### WRITTEN INSTRUCTION A:
Name every warbler species mentioned in the walk report below.

Past Events

Walk 13 April 2024

With leaders Cliff Dean and David Bentley, eight of us met in the car park which was otherwise a battleground for territorial male Blackbirds. Clearly the surrounding grass and gardens provide all they need in terms of worms, cosy corners for nesting and song-posts on bushes, fences and rooftops; so ideal in fact that pairs are densely crowded and boundaries constantly disputed.  

The preceding days had seen an arrival of many small birds from their wintering grounds in various parts of Africa, so we diverted from our habitual route around Flat Beach through the village and along the track alongside Narrow Pits. Here, Bramble & Hawthorn scrub of varying heights to one side and water and Willow to the other provided diverse habitats for a range of warblers, some of which (Chiffchaff & Blackcap) had been present for a fortnight but others (Whitethroat, Reed & Sedge Warbler) had come in during the week while one (Lesser Whitethroat) had arrived overnight – via an eastern rather than western route.

### WRITTEN INSTRUCTION B:
Update the entries from the very first one down to and including the line with "icon-badge-3 (606, 98, 648, 140)", swapping "divider-line" for "separator-line" and keeping everything else the same. Return only those lines.

### DATA TO PROCESS:
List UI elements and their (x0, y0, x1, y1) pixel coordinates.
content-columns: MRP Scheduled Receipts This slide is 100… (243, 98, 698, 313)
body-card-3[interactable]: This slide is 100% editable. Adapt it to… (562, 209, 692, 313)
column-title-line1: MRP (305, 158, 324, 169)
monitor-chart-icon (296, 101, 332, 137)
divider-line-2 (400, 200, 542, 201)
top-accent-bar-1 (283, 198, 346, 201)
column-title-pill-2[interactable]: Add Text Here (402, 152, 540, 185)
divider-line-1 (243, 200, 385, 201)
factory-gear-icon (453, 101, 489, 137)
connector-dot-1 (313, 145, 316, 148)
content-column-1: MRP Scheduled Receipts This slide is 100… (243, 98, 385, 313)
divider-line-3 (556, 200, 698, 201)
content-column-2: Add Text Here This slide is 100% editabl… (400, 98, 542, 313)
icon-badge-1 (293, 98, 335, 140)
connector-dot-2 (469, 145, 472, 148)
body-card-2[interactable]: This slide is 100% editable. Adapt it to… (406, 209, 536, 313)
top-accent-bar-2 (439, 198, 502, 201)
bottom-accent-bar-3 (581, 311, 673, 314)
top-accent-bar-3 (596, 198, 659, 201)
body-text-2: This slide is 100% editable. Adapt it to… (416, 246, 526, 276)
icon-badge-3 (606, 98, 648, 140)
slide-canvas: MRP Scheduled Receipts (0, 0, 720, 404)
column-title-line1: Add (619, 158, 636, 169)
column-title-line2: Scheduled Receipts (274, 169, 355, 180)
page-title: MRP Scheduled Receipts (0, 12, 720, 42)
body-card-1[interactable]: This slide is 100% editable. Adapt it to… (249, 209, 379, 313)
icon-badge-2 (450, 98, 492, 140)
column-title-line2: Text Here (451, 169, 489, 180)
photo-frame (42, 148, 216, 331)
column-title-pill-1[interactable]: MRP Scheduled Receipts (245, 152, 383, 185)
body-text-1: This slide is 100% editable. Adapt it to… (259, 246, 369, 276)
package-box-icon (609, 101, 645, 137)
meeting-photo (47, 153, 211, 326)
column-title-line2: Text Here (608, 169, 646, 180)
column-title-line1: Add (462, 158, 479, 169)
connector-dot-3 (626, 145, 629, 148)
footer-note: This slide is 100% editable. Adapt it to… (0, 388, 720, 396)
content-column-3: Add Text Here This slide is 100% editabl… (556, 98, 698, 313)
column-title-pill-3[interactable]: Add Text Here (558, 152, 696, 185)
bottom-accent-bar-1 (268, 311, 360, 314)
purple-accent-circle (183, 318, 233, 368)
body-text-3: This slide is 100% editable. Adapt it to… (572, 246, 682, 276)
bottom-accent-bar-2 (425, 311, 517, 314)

### EXERCISE RESULT A:
Chiffchaff, Blackcap, Whitethroat, Reed Warbler, Sedge Warbler, Lesser Whitethroat

### EXERCISE RESULT B:
List UI elements and their (x0, y0, x1, y1) pixel coordinates.
content-columns: MRP Scheduled Receipts This slide is 100… (243, 98, 698, 313)
body-card-3[interactable]: This slide is 100% editable. Adapt it to… (562, 209, 692, 313)
column-title-line1: MRP (305, 158, 324, 169)
monitor-chart-icon (296, 101, 332, 137)
separator-line-2 (400, 200, 542, 201)
top-accent-bar-1 (283, 198, 346, 201)
column-title-pill-2[interactable]: Add Text Here (402, 152, 540, 185)
separator-line-1 (243, 200, 385, 201)
factory-gear-icon (453, 101, 489, 137)
connector-dot-1 (313, 145, 316, 148)
content-column-1: MRP Scheduled Receipts This slide is 100… (243, 98, 385, 313)
separator-line-3 (556, 200, 698, 201)
content-column-2: Add Text Here This slide is 100% editabl… (400, 98, 542, 313)
icon-badge-1 (293, 98, 335, 140)
connector-dot-2 (469, 145, 472, 148)
body-card-2[interactable]: This slide is 100% editable. Adapt it to… (406, 209, 536, 313)
top-accent-bar-2 (439, 198, 502, 201)
bottom-accent-bar-3 (581, 311, 673, 314)
top-accent-bar-3 (596, 198, 659, 201)
body-text-2: This slide is 100% editable. Adapt it to… (416, 246, 526, 276)
icon-badge-3 (606, 98, 648, 140)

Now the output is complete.